What you will do |
Copy out each line of the data holding "into".

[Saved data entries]
▼

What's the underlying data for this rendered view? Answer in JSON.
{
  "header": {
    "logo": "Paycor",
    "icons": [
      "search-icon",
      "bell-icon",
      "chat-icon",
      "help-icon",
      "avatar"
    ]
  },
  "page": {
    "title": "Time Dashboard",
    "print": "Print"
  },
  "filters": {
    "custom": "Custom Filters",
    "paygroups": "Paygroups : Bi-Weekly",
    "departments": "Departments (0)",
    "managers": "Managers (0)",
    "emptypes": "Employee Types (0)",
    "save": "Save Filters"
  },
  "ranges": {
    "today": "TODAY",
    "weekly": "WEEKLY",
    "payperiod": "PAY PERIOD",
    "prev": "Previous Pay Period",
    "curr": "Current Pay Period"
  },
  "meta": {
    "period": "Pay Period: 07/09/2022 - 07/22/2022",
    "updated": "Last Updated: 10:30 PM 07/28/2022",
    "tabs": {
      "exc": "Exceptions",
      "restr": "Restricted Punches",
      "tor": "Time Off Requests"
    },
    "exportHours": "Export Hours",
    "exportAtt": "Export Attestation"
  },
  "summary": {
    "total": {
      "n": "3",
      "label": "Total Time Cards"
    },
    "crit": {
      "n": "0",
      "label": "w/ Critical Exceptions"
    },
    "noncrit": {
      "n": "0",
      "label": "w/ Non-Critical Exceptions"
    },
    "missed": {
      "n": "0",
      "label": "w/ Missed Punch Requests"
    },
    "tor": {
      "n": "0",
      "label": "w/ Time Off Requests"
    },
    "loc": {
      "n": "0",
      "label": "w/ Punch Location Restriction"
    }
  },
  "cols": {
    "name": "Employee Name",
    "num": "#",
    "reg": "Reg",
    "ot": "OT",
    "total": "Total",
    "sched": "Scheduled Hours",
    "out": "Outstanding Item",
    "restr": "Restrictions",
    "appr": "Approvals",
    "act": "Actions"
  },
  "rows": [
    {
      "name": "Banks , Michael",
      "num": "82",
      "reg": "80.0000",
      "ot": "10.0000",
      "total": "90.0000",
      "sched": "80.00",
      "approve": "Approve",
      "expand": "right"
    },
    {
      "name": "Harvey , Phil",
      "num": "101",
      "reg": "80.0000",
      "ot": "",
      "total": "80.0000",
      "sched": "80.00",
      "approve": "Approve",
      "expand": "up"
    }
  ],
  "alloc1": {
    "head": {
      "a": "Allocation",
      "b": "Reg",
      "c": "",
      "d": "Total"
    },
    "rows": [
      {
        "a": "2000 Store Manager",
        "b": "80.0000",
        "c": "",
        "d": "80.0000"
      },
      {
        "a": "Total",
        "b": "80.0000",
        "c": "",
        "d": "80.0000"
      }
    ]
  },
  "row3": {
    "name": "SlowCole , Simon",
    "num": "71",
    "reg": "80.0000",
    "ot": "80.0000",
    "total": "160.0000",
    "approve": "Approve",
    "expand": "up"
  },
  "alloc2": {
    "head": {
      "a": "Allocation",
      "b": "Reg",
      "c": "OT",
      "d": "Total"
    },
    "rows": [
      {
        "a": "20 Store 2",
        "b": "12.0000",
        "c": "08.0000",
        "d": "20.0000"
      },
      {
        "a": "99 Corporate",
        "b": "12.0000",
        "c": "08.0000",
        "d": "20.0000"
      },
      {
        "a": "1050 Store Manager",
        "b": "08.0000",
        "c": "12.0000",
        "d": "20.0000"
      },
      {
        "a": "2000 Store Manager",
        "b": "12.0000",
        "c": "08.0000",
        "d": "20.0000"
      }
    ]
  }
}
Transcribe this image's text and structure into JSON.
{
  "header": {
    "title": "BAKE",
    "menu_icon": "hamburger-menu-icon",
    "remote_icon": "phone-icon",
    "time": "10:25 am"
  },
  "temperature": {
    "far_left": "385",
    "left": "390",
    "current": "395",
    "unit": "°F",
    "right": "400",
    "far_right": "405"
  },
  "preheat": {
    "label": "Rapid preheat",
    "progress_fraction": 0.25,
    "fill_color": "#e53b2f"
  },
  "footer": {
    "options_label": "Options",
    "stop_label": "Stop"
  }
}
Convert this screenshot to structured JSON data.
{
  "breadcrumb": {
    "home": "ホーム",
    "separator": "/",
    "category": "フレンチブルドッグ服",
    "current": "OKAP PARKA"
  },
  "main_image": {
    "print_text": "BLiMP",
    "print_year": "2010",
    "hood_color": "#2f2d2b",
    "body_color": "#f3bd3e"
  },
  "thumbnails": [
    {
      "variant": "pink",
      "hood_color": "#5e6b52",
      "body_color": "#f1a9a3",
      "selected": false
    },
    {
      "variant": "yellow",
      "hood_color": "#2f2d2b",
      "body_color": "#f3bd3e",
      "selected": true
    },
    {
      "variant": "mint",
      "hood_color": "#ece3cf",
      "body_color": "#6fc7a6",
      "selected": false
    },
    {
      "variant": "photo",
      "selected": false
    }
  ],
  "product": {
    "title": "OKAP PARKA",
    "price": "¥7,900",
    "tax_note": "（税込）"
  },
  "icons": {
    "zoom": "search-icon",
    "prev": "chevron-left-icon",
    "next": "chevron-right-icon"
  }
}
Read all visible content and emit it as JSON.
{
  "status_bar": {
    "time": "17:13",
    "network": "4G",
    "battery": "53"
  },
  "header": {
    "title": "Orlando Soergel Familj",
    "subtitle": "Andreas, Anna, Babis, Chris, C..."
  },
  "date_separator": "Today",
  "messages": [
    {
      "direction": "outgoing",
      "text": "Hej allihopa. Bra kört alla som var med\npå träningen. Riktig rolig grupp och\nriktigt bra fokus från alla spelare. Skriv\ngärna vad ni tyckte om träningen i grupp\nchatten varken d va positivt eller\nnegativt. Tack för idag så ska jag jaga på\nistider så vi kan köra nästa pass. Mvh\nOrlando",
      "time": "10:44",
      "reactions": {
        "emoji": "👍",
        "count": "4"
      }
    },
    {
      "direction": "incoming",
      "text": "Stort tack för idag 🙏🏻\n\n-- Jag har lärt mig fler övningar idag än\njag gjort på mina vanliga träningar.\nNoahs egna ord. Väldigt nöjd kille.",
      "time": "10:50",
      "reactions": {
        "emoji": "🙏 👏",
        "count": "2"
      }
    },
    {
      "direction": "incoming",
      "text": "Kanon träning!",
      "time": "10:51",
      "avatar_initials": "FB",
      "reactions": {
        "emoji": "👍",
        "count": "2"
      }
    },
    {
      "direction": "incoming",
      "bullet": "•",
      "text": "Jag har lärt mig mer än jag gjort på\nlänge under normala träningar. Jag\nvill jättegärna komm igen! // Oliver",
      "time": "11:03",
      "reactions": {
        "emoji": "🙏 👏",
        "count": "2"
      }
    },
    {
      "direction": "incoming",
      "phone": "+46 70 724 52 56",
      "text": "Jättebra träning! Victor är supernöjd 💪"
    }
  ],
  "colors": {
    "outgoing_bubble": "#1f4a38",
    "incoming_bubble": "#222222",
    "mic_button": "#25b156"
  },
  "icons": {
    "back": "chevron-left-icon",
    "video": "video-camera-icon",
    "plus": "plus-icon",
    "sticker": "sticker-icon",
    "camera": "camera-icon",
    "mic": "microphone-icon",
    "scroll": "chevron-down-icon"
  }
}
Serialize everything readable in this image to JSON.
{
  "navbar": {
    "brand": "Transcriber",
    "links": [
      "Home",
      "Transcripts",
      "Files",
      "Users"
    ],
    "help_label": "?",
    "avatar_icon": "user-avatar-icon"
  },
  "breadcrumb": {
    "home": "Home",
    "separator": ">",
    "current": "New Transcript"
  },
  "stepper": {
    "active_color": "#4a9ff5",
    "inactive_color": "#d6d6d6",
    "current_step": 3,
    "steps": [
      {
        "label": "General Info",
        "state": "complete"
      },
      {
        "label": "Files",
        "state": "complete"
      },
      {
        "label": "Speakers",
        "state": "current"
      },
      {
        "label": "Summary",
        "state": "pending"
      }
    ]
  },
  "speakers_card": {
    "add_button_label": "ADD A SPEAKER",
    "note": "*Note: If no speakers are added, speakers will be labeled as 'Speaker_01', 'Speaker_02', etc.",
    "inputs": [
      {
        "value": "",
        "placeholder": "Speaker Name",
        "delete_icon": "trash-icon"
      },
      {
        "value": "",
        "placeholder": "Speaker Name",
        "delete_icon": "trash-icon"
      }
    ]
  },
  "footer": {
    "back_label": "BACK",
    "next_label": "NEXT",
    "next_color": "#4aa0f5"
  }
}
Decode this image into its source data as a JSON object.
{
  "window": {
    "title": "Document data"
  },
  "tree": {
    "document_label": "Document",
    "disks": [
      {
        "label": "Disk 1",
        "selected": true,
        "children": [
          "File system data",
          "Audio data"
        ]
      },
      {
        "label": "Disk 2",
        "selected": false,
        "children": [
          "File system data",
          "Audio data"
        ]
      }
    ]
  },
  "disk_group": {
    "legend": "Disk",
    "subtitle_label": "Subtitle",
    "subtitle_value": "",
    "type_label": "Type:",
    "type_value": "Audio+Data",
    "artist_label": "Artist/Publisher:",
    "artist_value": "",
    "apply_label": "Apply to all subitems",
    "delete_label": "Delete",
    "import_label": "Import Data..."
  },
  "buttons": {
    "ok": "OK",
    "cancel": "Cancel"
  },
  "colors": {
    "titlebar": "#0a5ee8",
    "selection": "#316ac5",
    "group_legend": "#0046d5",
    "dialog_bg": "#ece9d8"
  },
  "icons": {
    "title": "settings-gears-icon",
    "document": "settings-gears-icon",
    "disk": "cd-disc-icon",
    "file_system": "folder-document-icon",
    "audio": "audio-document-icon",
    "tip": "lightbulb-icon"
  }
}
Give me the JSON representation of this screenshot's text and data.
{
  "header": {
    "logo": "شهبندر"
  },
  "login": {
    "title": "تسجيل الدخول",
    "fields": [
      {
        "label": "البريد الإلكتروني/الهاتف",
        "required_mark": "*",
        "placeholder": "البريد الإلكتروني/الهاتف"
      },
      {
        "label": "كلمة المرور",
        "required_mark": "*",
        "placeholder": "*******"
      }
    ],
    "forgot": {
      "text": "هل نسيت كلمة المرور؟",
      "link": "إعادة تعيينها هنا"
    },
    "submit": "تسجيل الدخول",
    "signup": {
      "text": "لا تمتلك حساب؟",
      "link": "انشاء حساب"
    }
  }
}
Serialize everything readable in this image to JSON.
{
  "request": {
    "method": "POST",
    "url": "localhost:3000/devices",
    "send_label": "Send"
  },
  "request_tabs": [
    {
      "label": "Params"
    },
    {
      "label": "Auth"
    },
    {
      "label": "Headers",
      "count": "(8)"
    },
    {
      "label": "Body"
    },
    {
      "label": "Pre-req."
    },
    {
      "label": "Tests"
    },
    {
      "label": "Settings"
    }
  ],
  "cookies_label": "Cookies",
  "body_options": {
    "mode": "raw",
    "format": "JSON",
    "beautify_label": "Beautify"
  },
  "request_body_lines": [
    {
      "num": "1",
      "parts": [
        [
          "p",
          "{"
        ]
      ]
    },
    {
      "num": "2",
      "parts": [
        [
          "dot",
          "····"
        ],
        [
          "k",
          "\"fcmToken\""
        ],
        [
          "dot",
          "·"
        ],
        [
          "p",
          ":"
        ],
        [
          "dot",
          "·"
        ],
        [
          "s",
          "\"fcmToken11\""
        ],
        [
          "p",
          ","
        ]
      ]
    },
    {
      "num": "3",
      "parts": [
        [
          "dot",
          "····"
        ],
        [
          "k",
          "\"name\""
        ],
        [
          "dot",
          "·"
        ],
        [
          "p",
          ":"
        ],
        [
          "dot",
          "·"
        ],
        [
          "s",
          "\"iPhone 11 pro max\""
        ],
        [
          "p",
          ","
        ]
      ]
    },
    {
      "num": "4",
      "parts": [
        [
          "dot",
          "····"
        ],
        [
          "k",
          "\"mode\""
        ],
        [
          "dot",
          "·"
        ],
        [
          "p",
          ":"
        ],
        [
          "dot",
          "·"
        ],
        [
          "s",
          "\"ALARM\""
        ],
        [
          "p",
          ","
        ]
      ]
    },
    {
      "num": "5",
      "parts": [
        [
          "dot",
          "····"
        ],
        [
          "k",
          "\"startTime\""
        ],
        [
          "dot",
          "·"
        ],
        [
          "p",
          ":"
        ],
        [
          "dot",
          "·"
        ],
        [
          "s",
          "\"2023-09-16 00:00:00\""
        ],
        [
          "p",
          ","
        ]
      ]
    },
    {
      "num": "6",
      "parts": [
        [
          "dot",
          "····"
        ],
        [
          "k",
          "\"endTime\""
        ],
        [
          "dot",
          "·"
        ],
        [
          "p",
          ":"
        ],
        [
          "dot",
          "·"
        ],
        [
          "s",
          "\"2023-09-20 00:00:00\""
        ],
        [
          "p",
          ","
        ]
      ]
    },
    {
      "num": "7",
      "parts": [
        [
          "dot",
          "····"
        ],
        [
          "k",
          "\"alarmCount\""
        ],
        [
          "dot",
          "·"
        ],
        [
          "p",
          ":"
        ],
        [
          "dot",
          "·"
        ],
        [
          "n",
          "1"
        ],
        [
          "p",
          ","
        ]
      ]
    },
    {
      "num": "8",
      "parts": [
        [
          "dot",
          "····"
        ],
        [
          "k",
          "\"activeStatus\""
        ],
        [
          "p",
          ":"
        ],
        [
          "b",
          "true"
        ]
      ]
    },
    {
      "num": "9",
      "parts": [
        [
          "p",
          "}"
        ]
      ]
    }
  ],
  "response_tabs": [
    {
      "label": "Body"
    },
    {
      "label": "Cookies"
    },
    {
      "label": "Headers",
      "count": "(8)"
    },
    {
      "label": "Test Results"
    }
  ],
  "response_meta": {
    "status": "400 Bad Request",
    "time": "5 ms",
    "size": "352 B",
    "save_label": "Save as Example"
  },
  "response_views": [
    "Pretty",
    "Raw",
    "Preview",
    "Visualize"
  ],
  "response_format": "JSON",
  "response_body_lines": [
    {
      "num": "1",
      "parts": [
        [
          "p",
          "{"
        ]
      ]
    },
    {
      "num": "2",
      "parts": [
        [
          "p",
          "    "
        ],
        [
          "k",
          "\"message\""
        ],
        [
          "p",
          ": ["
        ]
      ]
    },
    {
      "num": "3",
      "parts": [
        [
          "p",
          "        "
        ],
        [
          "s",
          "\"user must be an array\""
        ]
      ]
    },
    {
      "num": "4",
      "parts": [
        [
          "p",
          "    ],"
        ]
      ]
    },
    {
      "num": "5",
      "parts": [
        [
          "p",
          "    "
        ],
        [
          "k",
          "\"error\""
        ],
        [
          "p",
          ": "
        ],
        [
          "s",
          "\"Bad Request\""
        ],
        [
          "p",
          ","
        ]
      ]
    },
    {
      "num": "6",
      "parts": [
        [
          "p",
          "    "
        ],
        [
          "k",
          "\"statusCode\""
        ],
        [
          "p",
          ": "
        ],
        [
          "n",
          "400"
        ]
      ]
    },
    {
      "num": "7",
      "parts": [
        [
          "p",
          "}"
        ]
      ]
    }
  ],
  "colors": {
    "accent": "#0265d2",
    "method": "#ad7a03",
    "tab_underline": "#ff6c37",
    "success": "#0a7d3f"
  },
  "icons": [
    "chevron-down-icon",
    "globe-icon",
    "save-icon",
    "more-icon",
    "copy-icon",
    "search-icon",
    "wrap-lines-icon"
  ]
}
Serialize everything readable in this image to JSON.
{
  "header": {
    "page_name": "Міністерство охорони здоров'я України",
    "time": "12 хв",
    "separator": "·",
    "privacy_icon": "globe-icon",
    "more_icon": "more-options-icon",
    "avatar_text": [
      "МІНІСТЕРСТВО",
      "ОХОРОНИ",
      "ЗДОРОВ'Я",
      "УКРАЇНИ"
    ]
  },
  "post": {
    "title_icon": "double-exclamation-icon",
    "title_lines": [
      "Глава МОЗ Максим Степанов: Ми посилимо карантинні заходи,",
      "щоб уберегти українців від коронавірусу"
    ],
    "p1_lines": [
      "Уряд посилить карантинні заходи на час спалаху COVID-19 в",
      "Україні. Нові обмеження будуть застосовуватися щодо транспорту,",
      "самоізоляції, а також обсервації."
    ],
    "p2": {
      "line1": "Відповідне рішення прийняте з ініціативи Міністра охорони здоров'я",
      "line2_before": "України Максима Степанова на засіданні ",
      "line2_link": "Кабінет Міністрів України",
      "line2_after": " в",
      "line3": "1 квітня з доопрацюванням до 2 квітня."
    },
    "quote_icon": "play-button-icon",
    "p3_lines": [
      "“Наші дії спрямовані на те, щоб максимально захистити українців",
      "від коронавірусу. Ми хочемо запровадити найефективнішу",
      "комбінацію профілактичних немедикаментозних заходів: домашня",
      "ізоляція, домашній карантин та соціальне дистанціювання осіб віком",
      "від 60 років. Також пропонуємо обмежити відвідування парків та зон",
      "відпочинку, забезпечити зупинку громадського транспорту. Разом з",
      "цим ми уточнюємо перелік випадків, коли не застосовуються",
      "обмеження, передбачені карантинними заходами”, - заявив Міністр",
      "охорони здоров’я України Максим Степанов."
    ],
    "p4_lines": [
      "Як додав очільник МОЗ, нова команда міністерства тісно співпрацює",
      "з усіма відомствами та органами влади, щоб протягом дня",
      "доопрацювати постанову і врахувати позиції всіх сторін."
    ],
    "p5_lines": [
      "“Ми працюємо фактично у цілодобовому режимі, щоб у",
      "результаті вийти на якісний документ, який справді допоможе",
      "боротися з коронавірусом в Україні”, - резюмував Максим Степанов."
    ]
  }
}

▲

Reply to the exercise |
Transcribe this image's text and structure into JSON.
Decode this image into its source data as a JSON object.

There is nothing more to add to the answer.